* START RECORD LIST *
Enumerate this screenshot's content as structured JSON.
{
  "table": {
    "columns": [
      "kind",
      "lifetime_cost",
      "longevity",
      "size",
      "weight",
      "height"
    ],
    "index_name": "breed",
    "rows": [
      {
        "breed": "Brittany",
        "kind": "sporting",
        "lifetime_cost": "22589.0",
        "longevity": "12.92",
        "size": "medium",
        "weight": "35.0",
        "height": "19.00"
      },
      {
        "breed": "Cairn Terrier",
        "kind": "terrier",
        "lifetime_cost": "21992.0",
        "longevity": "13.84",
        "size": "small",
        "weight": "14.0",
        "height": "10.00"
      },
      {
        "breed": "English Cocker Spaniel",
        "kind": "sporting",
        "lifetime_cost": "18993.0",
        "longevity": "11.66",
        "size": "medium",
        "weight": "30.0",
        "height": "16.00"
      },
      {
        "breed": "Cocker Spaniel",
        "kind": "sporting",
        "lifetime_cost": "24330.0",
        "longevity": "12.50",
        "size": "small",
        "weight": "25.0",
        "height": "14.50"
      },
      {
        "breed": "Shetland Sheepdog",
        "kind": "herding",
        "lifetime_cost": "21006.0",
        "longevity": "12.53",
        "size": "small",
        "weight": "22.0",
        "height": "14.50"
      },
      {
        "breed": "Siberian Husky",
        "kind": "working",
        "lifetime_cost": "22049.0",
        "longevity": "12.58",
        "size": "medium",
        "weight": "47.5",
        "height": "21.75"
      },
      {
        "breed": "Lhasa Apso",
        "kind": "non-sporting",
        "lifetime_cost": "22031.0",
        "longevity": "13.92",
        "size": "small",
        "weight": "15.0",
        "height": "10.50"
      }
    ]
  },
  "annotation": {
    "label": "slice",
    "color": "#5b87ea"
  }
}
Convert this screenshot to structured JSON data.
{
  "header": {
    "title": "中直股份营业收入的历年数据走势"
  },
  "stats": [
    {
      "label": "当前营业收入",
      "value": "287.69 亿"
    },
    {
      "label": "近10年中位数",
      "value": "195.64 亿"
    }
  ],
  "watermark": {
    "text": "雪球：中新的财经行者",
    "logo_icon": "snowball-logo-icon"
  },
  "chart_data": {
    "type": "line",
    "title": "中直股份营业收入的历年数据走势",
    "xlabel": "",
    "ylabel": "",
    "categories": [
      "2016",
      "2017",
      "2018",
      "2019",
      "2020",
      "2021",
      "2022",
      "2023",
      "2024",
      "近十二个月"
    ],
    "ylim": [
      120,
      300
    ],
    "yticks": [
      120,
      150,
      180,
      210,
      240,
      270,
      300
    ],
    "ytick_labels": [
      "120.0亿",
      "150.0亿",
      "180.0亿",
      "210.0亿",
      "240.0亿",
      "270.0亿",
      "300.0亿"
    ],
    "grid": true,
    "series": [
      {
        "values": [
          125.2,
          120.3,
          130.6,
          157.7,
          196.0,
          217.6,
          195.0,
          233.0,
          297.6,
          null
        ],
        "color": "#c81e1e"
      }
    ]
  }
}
* END RECORD LIST *
THE EXERCISE: Locate each line containing the string "Cocker" and show it.

EXPECTED ANSWER:
        "breed": "English Cocker Spaniel",
        "breed": "Cocker Spaniel",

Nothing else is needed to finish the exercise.